Text section ::
------------------------------------------------------------

Along with the 1987 Desert Classic, the Skins Game was held on the course between 1986 and 1991.  PGA Tour qualifying school was held six times, the last being 2008 but the hint that the course was becoming more playable was when the Champions Tour held the Liberty Mutual Legends of Golf on it in 1995 and ’96.  The seniors took a liking to the course, which was softened for that event.

The average green size is 6,500 square feet, and the course has close to a hundred bunkers around it.  Water comes into play on nine of the holes, and the Desert Classic course record is 67 which Corey Pavin shot in the final round in 1987.

Last year the course played to a 70.24 average and was the 40th hardest course on tour.

Now the course may be one of the most intimidating courses on the PGA Tour but thanks to some work is still manageable.  In 2019, 229 rounds were played on it with 93 rounds in the 70s, 153 under par rounds and only 46 rounds over par.

Other courses used in the Rota:
  • La Quinta C.C.
  • La Quinta, Calif.
  • 7,060 yards     Par 36-36–72
  • The course has a 74.2 rating and slope rating of 136 from the championship tees
  • The course is private and not open to the public

La Quinta was designed by Billy Bell and Lawrence Hughes and opened in 1959.  In 1999, Robert Muir Graves and Damian Pascuzzo came in, rebuilt all the greens, bunkers, and tees.  He has also taken all the water hazards on the course and made them all come into play. The flagpole at the first tee is the official flagpole from the 1960 Winter Olympics at Squaw Valley. It was given to La Quinta Country Club by the Novotny family in memory of Frank Capra.

The average green size at La Quinta is 5,500 square feet, and the course has 101 bunkers.  There are five water hazards as eight holes are affected.  La Quinta was first used as a tournament course in 1963 and has been a part of 47 of the 59 Desert Classic and historically been the hardest of the courses used.  It was the host course in 1970, 1977, 1980, and 1983.

------------------------------------------------------------

Set problem A :: Rewrite the stretch of records from the start through the line containing "external-link-icon bbox=[594, 285, 609, 308]", replacing "Edit collaborator role" with "Edit member role" and leaving everything else unchanged.
Set problem B :: Carry on the text about the Desert Classic golf courses, picking up after its final sentence.
The text and the records are separate material.

Dataset items:

------------------------------------------------------------

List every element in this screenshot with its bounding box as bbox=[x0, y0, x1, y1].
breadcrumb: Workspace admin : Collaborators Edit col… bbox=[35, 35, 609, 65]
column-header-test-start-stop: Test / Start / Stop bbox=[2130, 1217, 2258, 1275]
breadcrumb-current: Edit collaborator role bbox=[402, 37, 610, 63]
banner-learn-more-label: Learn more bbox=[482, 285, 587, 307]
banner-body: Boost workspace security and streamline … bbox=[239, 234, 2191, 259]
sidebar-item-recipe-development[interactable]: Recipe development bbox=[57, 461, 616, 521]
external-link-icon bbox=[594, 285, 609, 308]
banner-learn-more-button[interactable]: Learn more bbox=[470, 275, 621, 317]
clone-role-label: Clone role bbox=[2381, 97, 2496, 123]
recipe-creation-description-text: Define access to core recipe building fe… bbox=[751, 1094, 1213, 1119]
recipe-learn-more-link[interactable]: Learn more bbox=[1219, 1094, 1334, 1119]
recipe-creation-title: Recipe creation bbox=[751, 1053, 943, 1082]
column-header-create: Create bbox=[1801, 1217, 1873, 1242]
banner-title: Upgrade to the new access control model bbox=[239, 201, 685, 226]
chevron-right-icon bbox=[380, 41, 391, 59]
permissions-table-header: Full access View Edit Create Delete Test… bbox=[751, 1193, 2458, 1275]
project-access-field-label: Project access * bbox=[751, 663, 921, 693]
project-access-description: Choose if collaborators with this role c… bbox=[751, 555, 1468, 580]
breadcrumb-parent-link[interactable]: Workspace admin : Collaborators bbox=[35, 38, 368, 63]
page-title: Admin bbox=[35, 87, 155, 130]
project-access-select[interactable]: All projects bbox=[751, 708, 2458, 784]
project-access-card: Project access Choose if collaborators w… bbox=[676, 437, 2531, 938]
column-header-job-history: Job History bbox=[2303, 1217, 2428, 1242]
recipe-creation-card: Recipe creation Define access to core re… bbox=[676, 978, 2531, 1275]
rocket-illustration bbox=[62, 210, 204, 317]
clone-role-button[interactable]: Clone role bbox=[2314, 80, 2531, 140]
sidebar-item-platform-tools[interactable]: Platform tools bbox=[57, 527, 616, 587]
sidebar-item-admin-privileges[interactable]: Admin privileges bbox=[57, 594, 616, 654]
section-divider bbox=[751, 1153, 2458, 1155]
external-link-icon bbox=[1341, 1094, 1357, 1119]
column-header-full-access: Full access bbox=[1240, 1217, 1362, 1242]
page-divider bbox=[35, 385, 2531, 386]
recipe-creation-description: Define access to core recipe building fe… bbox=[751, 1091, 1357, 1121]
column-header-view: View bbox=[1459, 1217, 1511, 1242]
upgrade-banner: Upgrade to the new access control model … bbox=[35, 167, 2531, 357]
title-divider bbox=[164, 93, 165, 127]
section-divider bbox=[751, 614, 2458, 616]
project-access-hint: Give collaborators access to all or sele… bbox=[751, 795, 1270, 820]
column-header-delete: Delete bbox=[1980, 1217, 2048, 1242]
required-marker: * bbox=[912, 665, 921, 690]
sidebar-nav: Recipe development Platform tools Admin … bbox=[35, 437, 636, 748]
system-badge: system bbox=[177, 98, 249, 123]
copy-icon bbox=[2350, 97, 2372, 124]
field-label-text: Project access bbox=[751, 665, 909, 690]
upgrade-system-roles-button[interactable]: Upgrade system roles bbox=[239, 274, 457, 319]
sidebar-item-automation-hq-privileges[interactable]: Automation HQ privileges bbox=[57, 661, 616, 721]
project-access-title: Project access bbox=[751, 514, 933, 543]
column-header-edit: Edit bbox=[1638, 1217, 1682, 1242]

------------------------------------------------------------

Exercise result A ::
List every element in this screenshot with its bounding box as bbox=[x0, y0, x1, y1].
breadcrumb: Workspace admin : Collaborators Edit col… bbox=[35, 35, 609, 65]
column-header-test-start-stop: Test / Start / Stop bbox=[2130, 1217, 2258, 1275]
breadcrumb-current: Edit member role bbox=[402, 37, 610, 63]
banner-learn-more-label: Learn more bbox=[482, 285, 587, 307]
banner-body: Boost workspace security and streamline … bbox=[239, 234, 2191, 259]
sidebar-item-recipe-development[interactable]: Recipe development bbox=[57, 461, 616, 521]
external-link-icon bbox=[594, 285, 609, 308]

Exercise result B ::
Here is the scoring average of the La Quinta course compared to other courses that hold events on the PGA Tour:

  • 2019 – 68.718 average, easiest of the 49 courses used for the year
  • 2018 – 68.831 average, easiest of the 51 courses used for the year
  • 2017 – 69.635 average, 2nd easiest of 50 courses used for the year
  • 2016 – 69.148 average, 3rd easiest of 50 courses used for the year
  • 2015 – 70.083 average, 6th easiest of 52 courses used for the year
  • 2014 – 69.768 average, 4th easiest of 48 courses used for the year
  • 2013 – 69.487 average, 3rd easiest of 43 courses used for the year
  • 2012 – 70.678 average, 41st hardest of 49 courses used for the year
  • 2011 – 70.024 average, 43rd hardest of 51 courses used for the year
  • 2010 – 69.969 average, 47th hardest of 52 courses used for the year

Of the 156 rounds played on the course, 101 were in the 70s while 137 rounds were under par.  Only 12 rounds ever over par.

Other courses used in the Rota:
  • PGA West Nicklaus Tournament Course
  • La Quinta, Calif.
  • 7,159 yards     Par 36-36–72
  • The course has a 75.3 rating and slope rating of 143 from the championship tees
  • The course is open to the public

The course is a tamer version of its neighbor the Stadium course.  Look for lots of birdies to be made as the fairways are generous and the greens should be easy to hit.  The Nicklaus course held final PGA Tour qualifying tournament on the course in 1988, ’90. ’93, 2000, ’02, ’04, ’06, ’08, ’12 and ’13 so many of the players in the field will have played it.

Last year the course was used for the third straight year and had blended very well into the tournament.  The course had a 69.058 average making it the 2nd easiest of the 49 courses used on the PGA Tour in 2019.

COURSE KEYS

We won’t have course keys since the event is played on three different courses.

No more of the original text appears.